*GIVEN REQUEST*
Filter the entries, keeping every line with the word "bolsos".

*Extracted data entries*
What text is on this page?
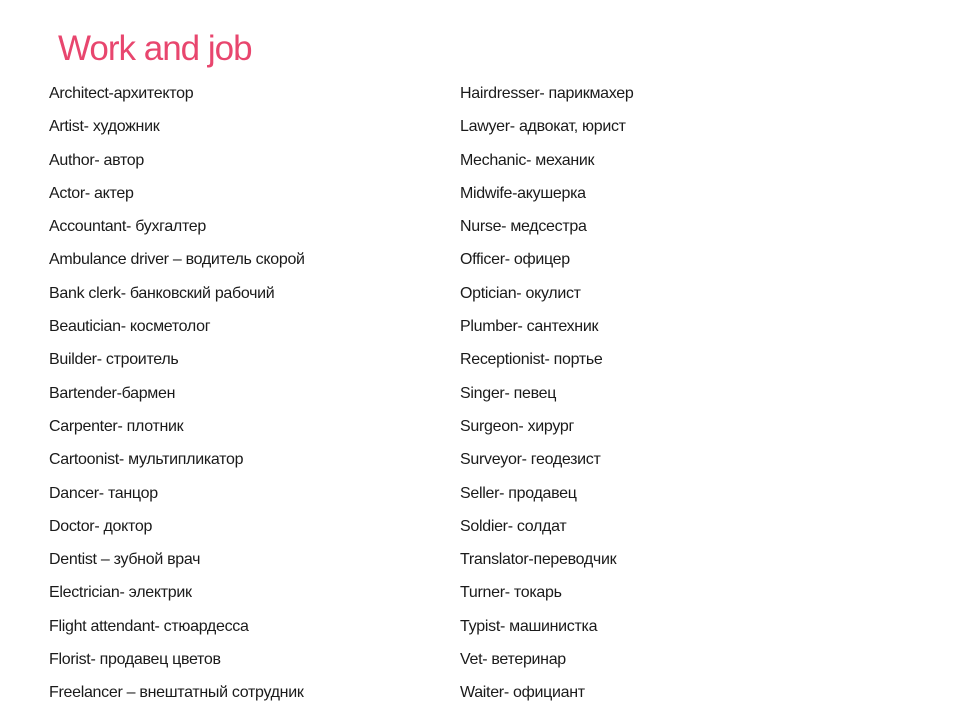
Work and job
Architect-архитектор
Artist- художник
Author- автор
Actor- актер
Accountant- бухгалтер
Ambulance driver – водитель скорой
Bank clerk- банковский рабочий
Beautician- косметолог
Builder- строитель
Bartender-бармен
Carpenter- плотник
Cartoonist- мультипликатор
Dancer- танцор
Doctor- доктор
Dentist – зубной врач
Electrician- электрик
Flight attendant- стюардесса
Florist- продавец цветов
Freelancer – внештатный сотрудник
Hairdresser- парикмахер
Lawyer- адвокат, юрист
Mechanic- механик
Midwife-акушерка
Nurse- медсестра
Officer- офицер
Optician- окулист
Plumber- сантехник
Receptionist- портье
Singer- певец
Surgeon- хирург
Surveyor- геодезист
Seller- продавец
Soldier- солдат
Translator-переводчик
Turner- токарь
Typist- машинистка
Vet- ветеринар
Waiter- официант
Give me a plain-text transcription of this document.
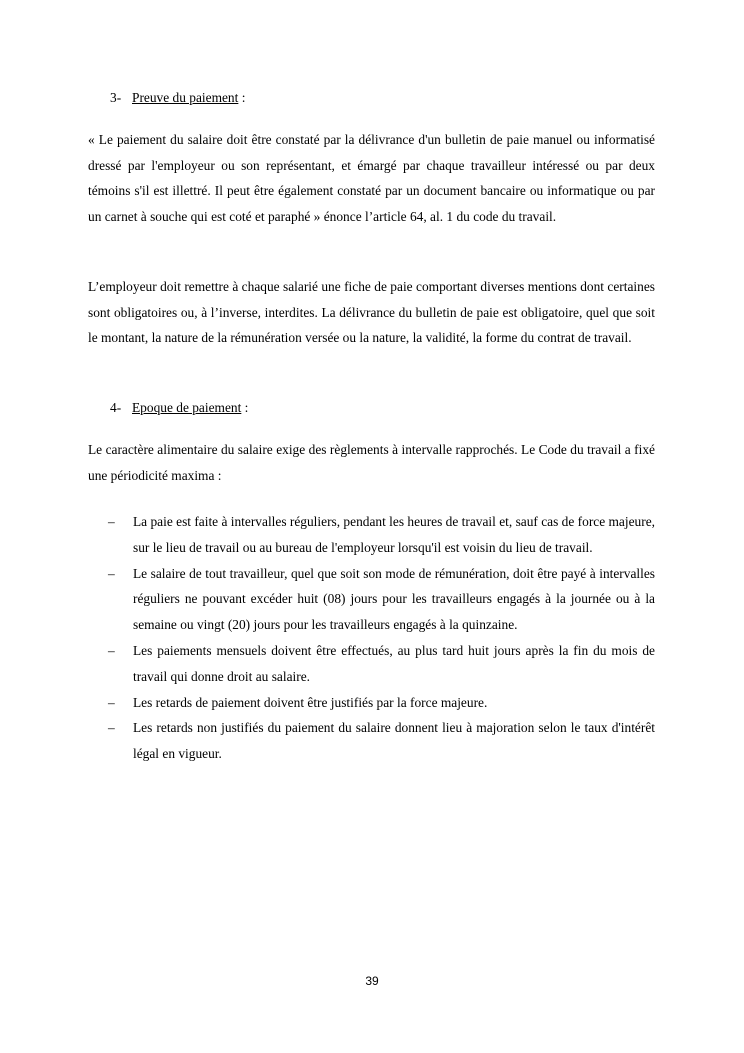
3- Preuve du paiement :

« Le paiement du salaire doit être constaté par la délivrance d'un bulletin de paie manuel ou informatisé dressé par l'employeur ou son représentant, et émargé par chaque travailleur intéressé ou par deux témoins s'il est illettré. Il peut être également constaté par un document bancaire ou informatique ou par un carnet à souche qui est coté et paraphé » énonce l’article 64, al. 1 du code du travail.

L’employeur doit remettre à chaque salarié une fiche de paie comportant diverses mentions dont certaines sont obligatoires ou, à l’inverse, interdites. La délivrance du bulletin de paie est obligatoire, quel que soit le montant, la nature de la rémunération versée ou la nature, la validité, la forme du contrat de travail.

4- Epoque de paiement :

Le caractère alimentaire du salaire exige des règlements à intervalle rapprochés. Le Code du travail a fixé une périodicité maxima :

– La paie est faite à intervalles réguliers, pendant les heures de travail et, sauf cas de force majeure, sur le lieu de travail ou au bureau de l'employeur lorsqu'il est voisin du lieu de travail.
– Le salaire de tout travailleur, quel que soit son mode de rémunération, doit être payé à intervalles réguliers ne pouvant excéder huit (08) jours pour les travailleurs engagés à la journée ou à la semaine ou vingt (20) jours pour les travailleurs engagés à la quinzaine.
– Les paiements mensuels doivent être effectués, au plus tard huit jours après la fin du mois de travail qui donne droit au salaire.
– Les retards de paiement doivent être justifiés par la force majeure.
– Les retards non justifiés du paiement du salaire donnent lieu à majoration selon le taux d'intérêt légal en vigueur.
39
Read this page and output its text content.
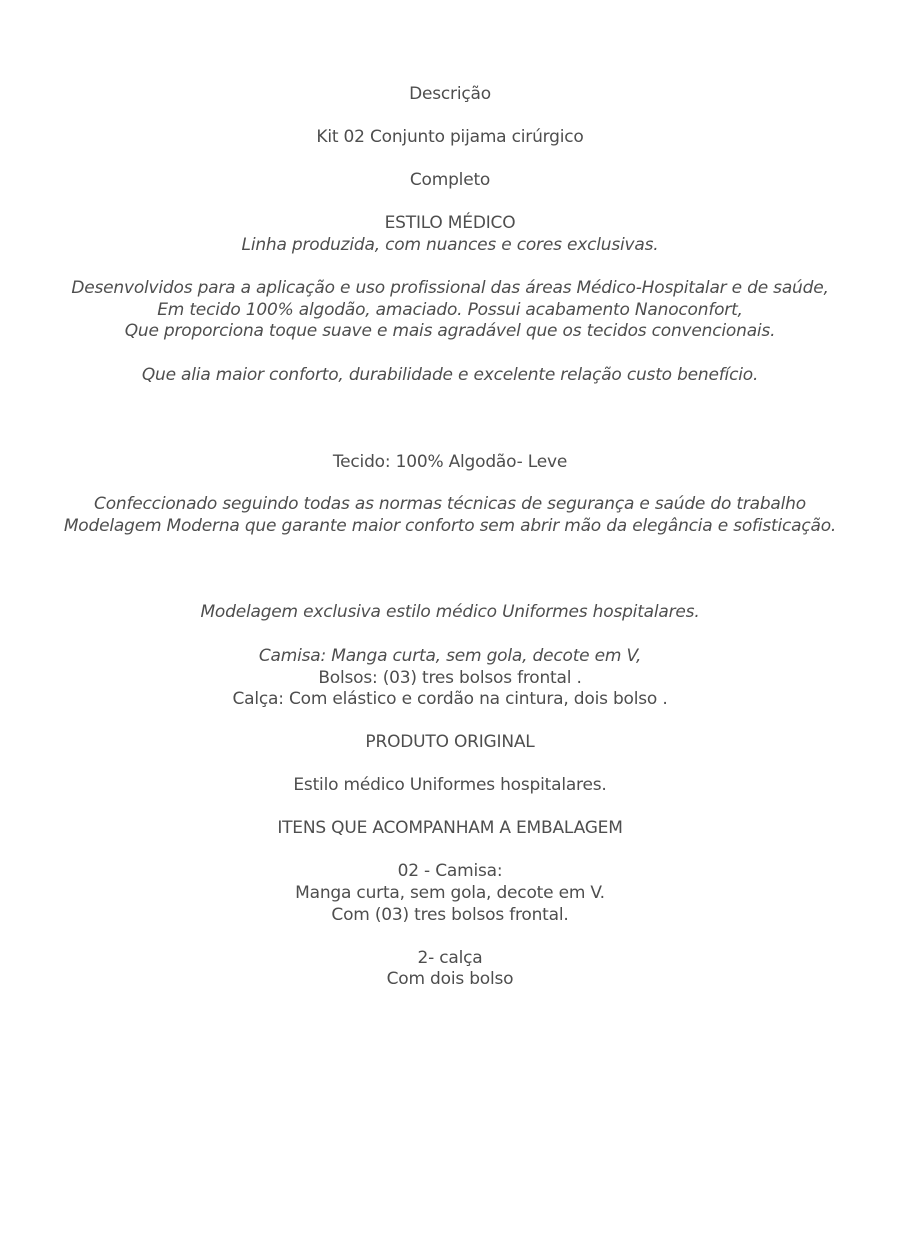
Descrição
Kit 02 Conjunto pijama cirúrgico
Completo
ESTILO MÉDICO
Linha produzida, com nuances e cores exclusivas.
Desenvolvidos para a aplicação e uso profissional das áreas Médico-Hospitalar e de saúde,
Em tecido 100% algodão, amaciado. Possui acabamento Nanoconfort,
Que proporciona toque suave e mais agradável que os tecidos convencionais.
Que alia maior conforto, durabilidade e excelente relação custo benefício.
Tecido: 100% Algodão- Leve
Confeccionado seguindo todas as normas técnicas de segurança e saúde do trabalho
Modelagem Moderna que garante maior conforto sem abrir mão da elegância e sofisticação.
Modelagem exclusiva estilo médico Uniformes hospitalares.
Camisa: Manga curta, sem gola, decote em V,
Bolsos: (03) tres bolsos frontal .
Calça: Com elástico e cordão na cintura, dois bolso .
PRODUTO ORIGINAL
Estilo médico Uniformes hospitalares.
ITENS QUE ACOMPANHAM A EMBALAGEM
02 - Camisa:
Manga curta, sem gola, decote em V.
Com (03) tres bolsos frontal.
2- calça
Com dois bolso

*EXPECTED OUTPUT*
Bolsos: (03) tres bolsos frontal .
Com (03) tres bolsos frontal.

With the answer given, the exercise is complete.